Your goal
Restate every line of the material, word for word.

# START OF Listed entries

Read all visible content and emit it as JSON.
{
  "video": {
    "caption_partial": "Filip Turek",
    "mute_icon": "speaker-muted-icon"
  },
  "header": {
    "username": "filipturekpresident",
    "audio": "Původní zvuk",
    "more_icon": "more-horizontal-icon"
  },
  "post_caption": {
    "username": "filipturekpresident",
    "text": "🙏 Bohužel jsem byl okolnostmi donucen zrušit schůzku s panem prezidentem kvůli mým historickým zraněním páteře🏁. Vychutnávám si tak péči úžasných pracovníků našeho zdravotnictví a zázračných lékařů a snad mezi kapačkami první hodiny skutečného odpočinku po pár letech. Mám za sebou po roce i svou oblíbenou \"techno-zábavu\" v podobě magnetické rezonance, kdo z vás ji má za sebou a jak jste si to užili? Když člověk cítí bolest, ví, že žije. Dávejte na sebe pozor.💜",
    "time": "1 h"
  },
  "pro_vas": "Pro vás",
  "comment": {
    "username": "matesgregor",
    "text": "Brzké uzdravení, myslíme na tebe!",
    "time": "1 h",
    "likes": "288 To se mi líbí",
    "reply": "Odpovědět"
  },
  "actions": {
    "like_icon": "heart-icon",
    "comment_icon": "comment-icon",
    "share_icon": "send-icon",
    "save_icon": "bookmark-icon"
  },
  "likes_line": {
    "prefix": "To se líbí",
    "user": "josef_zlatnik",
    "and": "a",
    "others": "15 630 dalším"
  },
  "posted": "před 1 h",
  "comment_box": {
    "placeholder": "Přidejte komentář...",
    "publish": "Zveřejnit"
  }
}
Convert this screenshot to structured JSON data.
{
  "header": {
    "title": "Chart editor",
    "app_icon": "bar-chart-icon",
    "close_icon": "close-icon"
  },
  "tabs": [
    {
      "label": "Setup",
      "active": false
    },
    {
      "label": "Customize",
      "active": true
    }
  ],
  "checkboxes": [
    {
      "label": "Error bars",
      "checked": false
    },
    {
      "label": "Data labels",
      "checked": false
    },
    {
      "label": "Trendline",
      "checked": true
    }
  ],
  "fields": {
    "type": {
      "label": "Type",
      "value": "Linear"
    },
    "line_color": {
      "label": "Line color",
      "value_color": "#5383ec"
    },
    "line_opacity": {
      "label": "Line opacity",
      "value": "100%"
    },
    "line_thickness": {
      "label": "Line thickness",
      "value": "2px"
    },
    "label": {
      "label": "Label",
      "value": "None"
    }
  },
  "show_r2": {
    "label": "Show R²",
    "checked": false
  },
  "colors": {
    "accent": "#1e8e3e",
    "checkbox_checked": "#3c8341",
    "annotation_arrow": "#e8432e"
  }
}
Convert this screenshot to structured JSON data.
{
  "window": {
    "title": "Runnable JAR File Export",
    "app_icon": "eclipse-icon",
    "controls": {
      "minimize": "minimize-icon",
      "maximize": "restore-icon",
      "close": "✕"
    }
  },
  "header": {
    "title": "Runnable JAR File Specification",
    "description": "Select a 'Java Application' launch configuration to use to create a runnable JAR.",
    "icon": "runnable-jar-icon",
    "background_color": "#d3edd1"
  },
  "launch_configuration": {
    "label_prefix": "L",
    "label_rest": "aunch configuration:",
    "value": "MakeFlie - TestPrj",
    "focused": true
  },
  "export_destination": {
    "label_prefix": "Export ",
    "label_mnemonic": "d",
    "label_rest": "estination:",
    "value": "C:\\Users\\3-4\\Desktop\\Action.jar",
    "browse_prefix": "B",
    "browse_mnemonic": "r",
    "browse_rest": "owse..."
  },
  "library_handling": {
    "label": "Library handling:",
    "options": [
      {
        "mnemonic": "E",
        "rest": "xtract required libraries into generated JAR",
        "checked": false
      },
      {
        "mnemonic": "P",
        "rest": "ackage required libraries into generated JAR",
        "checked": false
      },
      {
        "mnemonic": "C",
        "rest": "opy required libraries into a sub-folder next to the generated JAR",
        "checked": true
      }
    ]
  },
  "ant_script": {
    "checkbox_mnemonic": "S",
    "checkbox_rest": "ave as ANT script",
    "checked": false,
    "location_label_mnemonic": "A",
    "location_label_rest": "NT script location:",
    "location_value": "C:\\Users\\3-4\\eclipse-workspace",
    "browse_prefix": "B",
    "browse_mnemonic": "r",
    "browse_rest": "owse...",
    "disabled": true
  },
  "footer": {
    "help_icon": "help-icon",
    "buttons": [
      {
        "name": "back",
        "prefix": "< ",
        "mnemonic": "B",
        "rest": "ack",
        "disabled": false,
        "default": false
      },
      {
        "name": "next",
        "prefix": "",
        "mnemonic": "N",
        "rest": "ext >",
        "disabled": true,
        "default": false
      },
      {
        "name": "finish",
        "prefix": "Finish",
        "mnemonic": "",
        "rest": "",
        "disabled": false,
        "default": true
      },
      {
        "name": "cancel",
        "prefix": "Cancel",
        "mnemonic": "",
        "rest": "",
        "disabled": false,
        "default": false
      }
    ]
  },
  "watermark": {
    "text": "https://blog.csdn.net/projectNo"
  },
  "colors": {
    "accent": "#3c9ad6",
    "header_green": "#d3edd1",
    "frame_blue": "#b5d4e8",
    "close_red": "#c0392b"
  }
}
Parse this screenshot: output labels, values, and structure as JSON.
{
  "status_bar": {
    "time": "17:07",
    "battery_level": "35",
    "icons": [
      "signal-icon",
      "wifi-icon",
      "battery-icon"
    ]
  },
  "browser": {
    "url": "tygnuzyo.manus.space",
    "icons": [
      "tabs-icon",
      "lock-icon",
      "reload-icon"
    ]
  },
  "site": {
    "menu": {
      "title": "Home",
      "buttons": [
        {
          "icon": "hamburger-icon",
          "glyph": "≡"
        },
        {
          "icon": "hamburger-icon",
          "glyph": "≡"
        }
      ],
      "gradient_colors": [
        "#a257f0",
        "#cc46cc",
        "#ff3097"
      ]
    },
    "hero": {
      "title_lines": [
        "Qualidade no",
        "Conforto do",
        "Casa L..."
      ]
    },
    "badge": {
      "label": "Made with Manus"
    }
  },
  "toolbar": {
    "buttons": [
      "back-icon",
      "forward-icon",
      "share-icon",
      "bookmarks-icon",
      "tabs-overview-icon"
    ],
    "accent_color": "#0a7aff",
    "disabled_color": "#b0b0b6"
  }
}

# END OF Listed entries

Finished task
Read all visible content and emit it as JSON.
{
  "video": {
    "caption_partial": "Filip Turek",
    "mute_icon": "speaker-muted-icon"
  },
  "header": {
    "username": "filipturekpresident",
    "audio": "Původní zvuk",
    "more_icon": "more-horizontal-icon"
  },
  "post_caption": {
    "username": "filipturekpresident",
    "text": "🙏 Bohužel jsem byl okolnostmi donucen zrušit schůzku s panem prezidentem kvůli mým historickým zraněním páteře🏁. Vychutnávám si tak péči úžasných pracovníků našeho zdravotnictví a zázračných lékařů a snad mezi kapačkami první hodiny skutečného odpočinku po pár letech. Mám za sebou po roce i svou oblíbenou \"techno-zábavu\" v podobě magnetické rezonance, kdo z vás ji má za sebou a jak jste si to užili? Když člověk cítí bolest, ví, že žije. Dávejte na sebe pozor.💜",
    "time": "1 h"
  },
  "pro_vas": "Pro vás",
  "comment": {
    "username": "matesgregor",
    "text": "Brzké uzdravení, myslíme na tebe!",
    "time": "1 h",
    "likes": "288 To se mi líbí",
    "reply": "Odpovědět"
  },
  "actions": {
    "like_icon": "heart-icon",
    "comment_icon": "comment-icon",
    "share_icon": "send-icon",
    "save_icon": "bookmark-icon"
  },
  "likes_line": {
    "prefix": "To se líbí",
    "user": "josef_zlatnik",
    "and": "a",
    "others": "15 630 dalším"
  },
  "posted": "před 1 h",
  "comment_box": {
    "placeholder": "Přidejte komentář...",
    "publish": "Zveřejnit"
  }
}
Convert this screenshot to structured JSON data.
{
  "header": {
    "title": "Chart editor",
    "app_icon": "bar-chart-icon",
    "close_icon": "close-icon"
  },
  "tabs": [
    {
      "label": "Setup",
      "active": false
    },
    {
      "label": "Customize",
      "active": true
    }
  ],
  "checkboxes": [
    {
      "label": "Error bars",
      "checked": false
    },
    {
      "label": "Data labels",
      "checked": false
    },
    {
      "label": "Trendline",
      "checked": true
    }
  ],
  "fields": {
    "type": {
      "label": "Type",
      "value": "Linear"
    },
    "line_color": {
      "label": "Line color",
      "value_color": "#5383ec"
    },
    "line_opacity": {
      "label": "Line opacity",
      "value": "100%"
    },
    "line_thickness": {
      "label": "Line thickness",
      "value": "2px"
    },
    "label": {
      "label": "Label",
      "value": "None"
    }
  },
  "show_r2": {
    "label": "Show R²",
    "checked": false
  },
  "colors": {
    "accent": "#1e8e3e",
    "checkbox_checked": "#3c8341",
    "annotation_arrow": "#e8432e"
  }
}
Convert this screenshot to structured JSON data.
{
  "window": {
    "title": "Runnable JAR File Export",
    "app_icon": "eclipse-icon",
    "controls": {
      "minimize": "minimize-icon",
      "maximize": "restore-icon",
      "close": "✕"
    }
  },
  "header": {
    "title": "Runnable JAR File Specification",
    "description": "Select a 'Java Application' launch configuration to use to create a runnable JAR.",
    "icon": "runnable-jar-icon",
    "background_color": "#d3edd1"
  },
  "launch_configuration": {
    "label_prefix": "L",
    "label_rest": "aunch configuration:",
    "value": "MakeFlie - TestPrj",
    "focused": true
  },
  "export_destination": {
    "label_prefix": "Export ",
    "label_mnemonic": "d",
    "label_rest": "estination:",
    "value": "C:\\Users\\3-4\\Desktop\\Action.jar",
    "browse_prefix": "B",
    "browse_mnemonic": "r",
    "browse_rest": "owse..."
  },
  "library_handling": {
    "label": "Library handling:",
    "options": [
      {
        "mnemonic": "E",
        "rest": "xtract required libraries into generated JAR",
        "checked": false
      },
      {
        "mnemonic": "P",
        "rest": "ackage required libraries into generated JAR",
        "checked": false
      },
      {
        "mnemonic": "C",
        "rest": "opy required libraries into a sub-folder next to the generated JAR",
        "checked": true
      }
    ]
  },
  "ant_script": {
    "checkbox_mnemonic": "S",
    "checkbox_rest": "ave as ANT script",
    "checked": false,
    "location_label_mnemonic": "A",
    "location_label_rest": "NT script location:",
    "location_value": "C:\\Users\\3-4\\eclipse-workspace",
    "browse_prefix": "B",
    "browse_mnemonic": "r",
    "browse_rest": "owse...",
    "disabled": true
  },
  "footer": {
    "help_icon": "help-icon",
    "buttons": [
      {
        "name": "back",
        "prefix": "< ",
        "mnemonic": "B",
        "rest": "ack",
        "disabled": false,
        "default": false
      },
      {
        "name": "next",
        "prefix": "",
        "mnemonic": "N",
        "rest": "ext >",
        "disabled": true,
        "default": false
      },
      {
        "name": "finish",
        "prefix": "Finish",
        "mnemonic": "",
        "rest": "",
        "disabled": false,
        "default": true
      },
      {
        "name": "cancel",
        "prefix": "Cancel",
        "mnemonic": "",
        "rest": "",
        "disabled": false,
        "default": false
      }
    ]
  },
  "watermark": {
    "text": "https://blog.csdn.net/projectNo"
  },
  "colors": {
    "accent": "#3c9ad6",
    "header_green": "#d3edd1",
    "frame_blue": "#b5d4e8",
    "close_red": "#c0392b"
  }
}
Parse this screenshot: output labels, values, and structure as JSON.
{
  "status_bar": {
    "time": "17:07",
    "battery_level": "35",
    "icons": [
      "signal-icon",
      "wifi-icon",
      "battery-icon"
    ]
  },
  "browser": {
    "url": "tygnuzyo.manus.space",
    "icons": [
      "tabs-icon",
      "lock-icon",
      "reload-icon"
    ]
  },
  "site": {
    "menu": {
      "title": "Home",
      "buttons": [
        {
          "icon": "hamburger-icon",
          "glyph": "≡"
        },
        {
          "icon": "hamburger-icon",
          "glyph": "≡"
        }
      ],
      "gradient_colors": [
        "#a257f0",
        "#cc46cc",
        "#ff3097"
      ]
    },
    "hero": {
      "title_lines": [
        "Qualidade no",
        "Conforto do",
        "Casa L..."
      ]
    },
    "badge": {
      "label": "Made with Manus"
    }
  },
  "toolbar": {
    "buttons": [
      "back-icon",
      "forward-icon",
      "share-icon",
      "bookmarks-icon",
      "tabs-overview-icon"
    ],
    "accent_color": "#0a7aff",
    "disabled_color": "#b0b0b6"
  }
}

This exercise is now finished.